◆ Task instructions: Could you write out every record below exactly, leaving out any pictures?

-- START --

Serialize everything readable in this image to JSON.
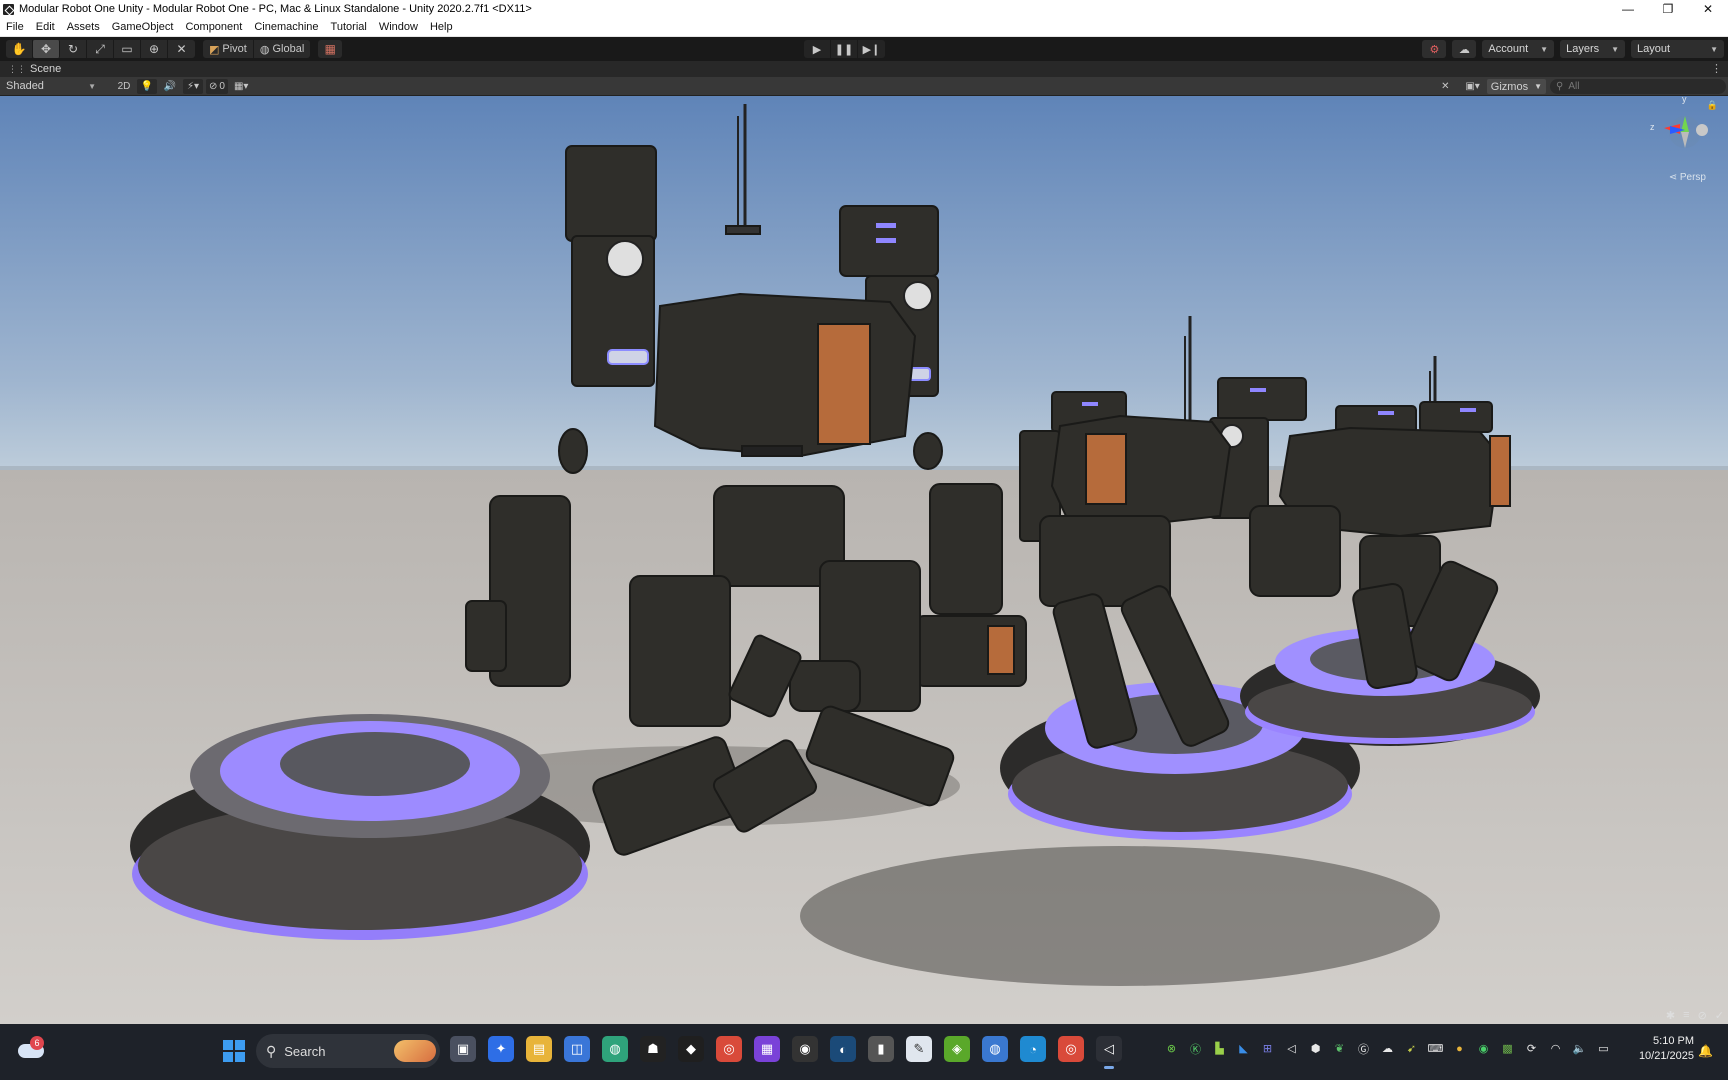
{
  "window": {
    "title": "Modular Robot One Unity - Modular Robot One - PC, Mac & Linux Standalone - Unity 2020.2.7f1 <DX11>",
    "controls": [
      "—",
      "❐",
      "✕"
    ]
  },
  "menu": [
    "File",
    "Edit",
    "Assets",
    "GameObject",
    "Component",
    "Cinemachine",
    "Tutorial",
    "Window",
    "Help"
  ],
  "toolbar": {
    "tools": [
      "hand-tool",
      "move-tool",
      "rotate-tool",
      "scale-tool",
      "rect-tool",
      "transform-tool",
      "custom-tool"
    ],
    "active_tool": "move-tool",
    "pivot_label": "Pivot",
    "global_label": "Global",
    "account_label": "Account",
    "layers_label": "Layers",
    "layout_label": "Layout"
  },
  "scene": {
    "tab_label": "Scene",
    "shading_mode": "Shaded",
    "two_d_label": "2D",
    "hidden_count": "0",
    "gizmos_label": "Gizmos",
    "search_placeholder": "All",
    "projection_label": "Persp"
  },
  "colors": {
    "glow": "#7a5cff",
    "sky_top": "#5f84b8",
    "sky_horizon": "#b9c9d8",
    "ground": "#c9c6c2"
  },
  "taskbar": {
    "weather_badge": "6",
    "search_label": "Search",
    "time": "5:10 PM",
    "date": "10/21/2025"
  }
}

-- END --

◆ Task output:
Serialize everything readable in this image to JSON.
{
  "window": {
    "title": "Modular Robot One Unity - Modular Robot One - PC, Mac & Linux Standalone - Unity 2020.2.7f1 <DX11>",
    "controls": [
      "—",
      "❐",
      "✕"
    ]
  },
  "menu": [
    "File",
    "Edit",
    "Assets",
    "GameObject",
    "Component",
    "Cinemachine",
    "Tutorial",
    "Window",
    "Help"
  ],
  "toolbar": {
    "tools": [
      "hand-tool",
      "move-tool",
      "rotate-tool",
      "scale-tool",
      "rect-tool",
      "transform-tool",
      "custom-tool"
    ],
    "active_tool": "move-tool",
    "pivot_label": "Pivot",
    "global_label": "Global",
    "account_label": "Account",
    "layers_label": "Layers",
    "layout_label": "Layout"
  },
  "scene": {
    "tab_label": "Scene",
    "shading_mode": "Shaded",
    "two_d_label": "2D",
    "hidden_count": "0",
    "gizmos_label": "Gizmos",
    "search_placeholder": "All",
    "projection_label": "Persp"
  },
  "colors": {
    "glow": "#7a5cff",
    "sky_top": "#5f84b8",
    "sky_horizon": "#b9c9d8",
    "ground": "#c9c6c2"
  },
  "taskbar": {
    "weather_badge": "6",
    "search_label": "Search",
    "time": "5:10 PM",
    "date": "10/21/2025"
  }
}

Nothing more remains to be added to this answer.